-- START Records supplied --
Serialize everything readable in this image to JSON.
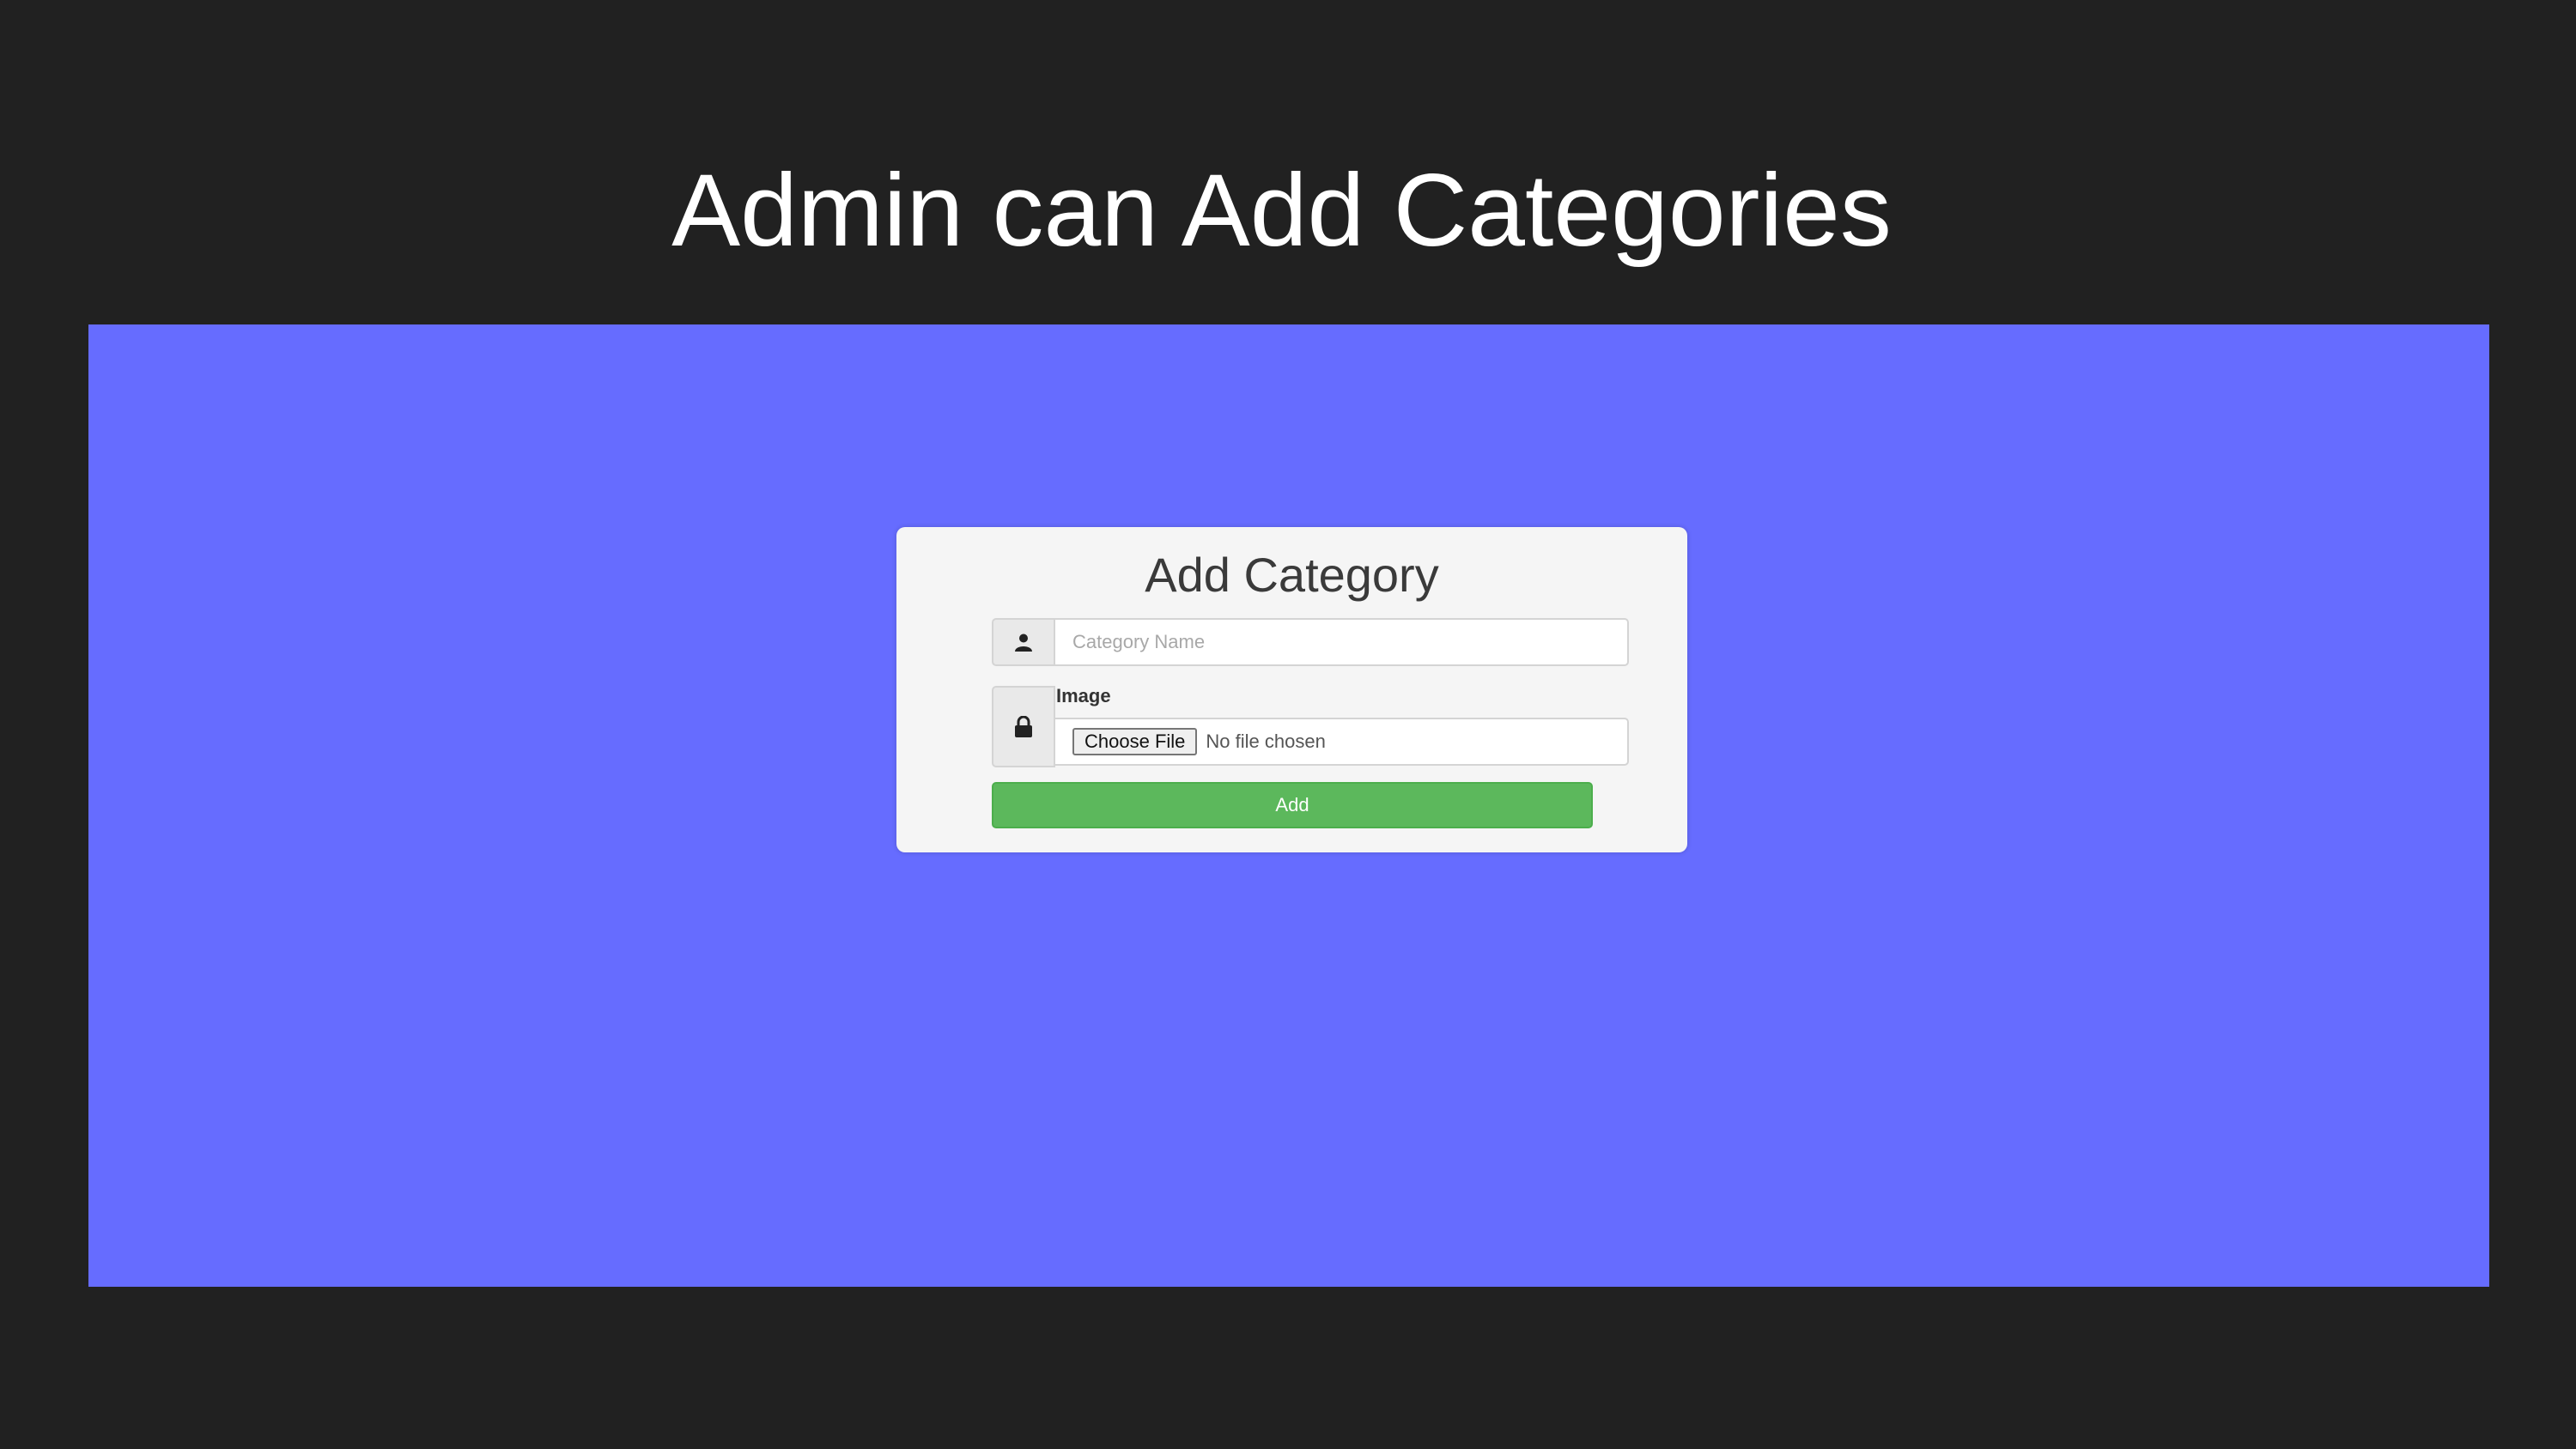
{
  "slide": {
    "title": "Admin can Add Categories",
    "background_color": "#212121"
  },
  "screenshot": {
    "background_color": "#666cff"
  },
  "form": {
    "title": "Add Category",
    "name_icon": "user-icon",
    "name_placeholder": "Category Name",
    "name_value": "",
    "image_icon": "lock-icon",
    "image_label": "Image",
    "choose_file_label": "Choose File",
    "file_status": "No file chosen",
    "submit_label": "Add",
    "submit_color": "#5cb85c"
  }
}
-- END Records supplied --
## What to produce:
Return each line of the data, keeping its wording exact and omitting pictures.

## Result:
Serialize everything readable in this image to JSON.
{
  "slide": {
    "title": "Admin can Add Categories",
    "background_color": "#212121"
  },
  "screenshot": {
    "background_color": "#666cff"
  },
  "form": {
    "title": "Add Category",
    "name_icon": "user-icon",
    "name_placeholder": "Category Name",
    "name_value": "",
    "image_icon": "lock-icon",
    "image_label": "Image",
    "choose_file_label": "Choose File",
    "file_status": "No file chosen",
    "submit_label": "Add",
    "submit_color": "#5cb85c"
  }
}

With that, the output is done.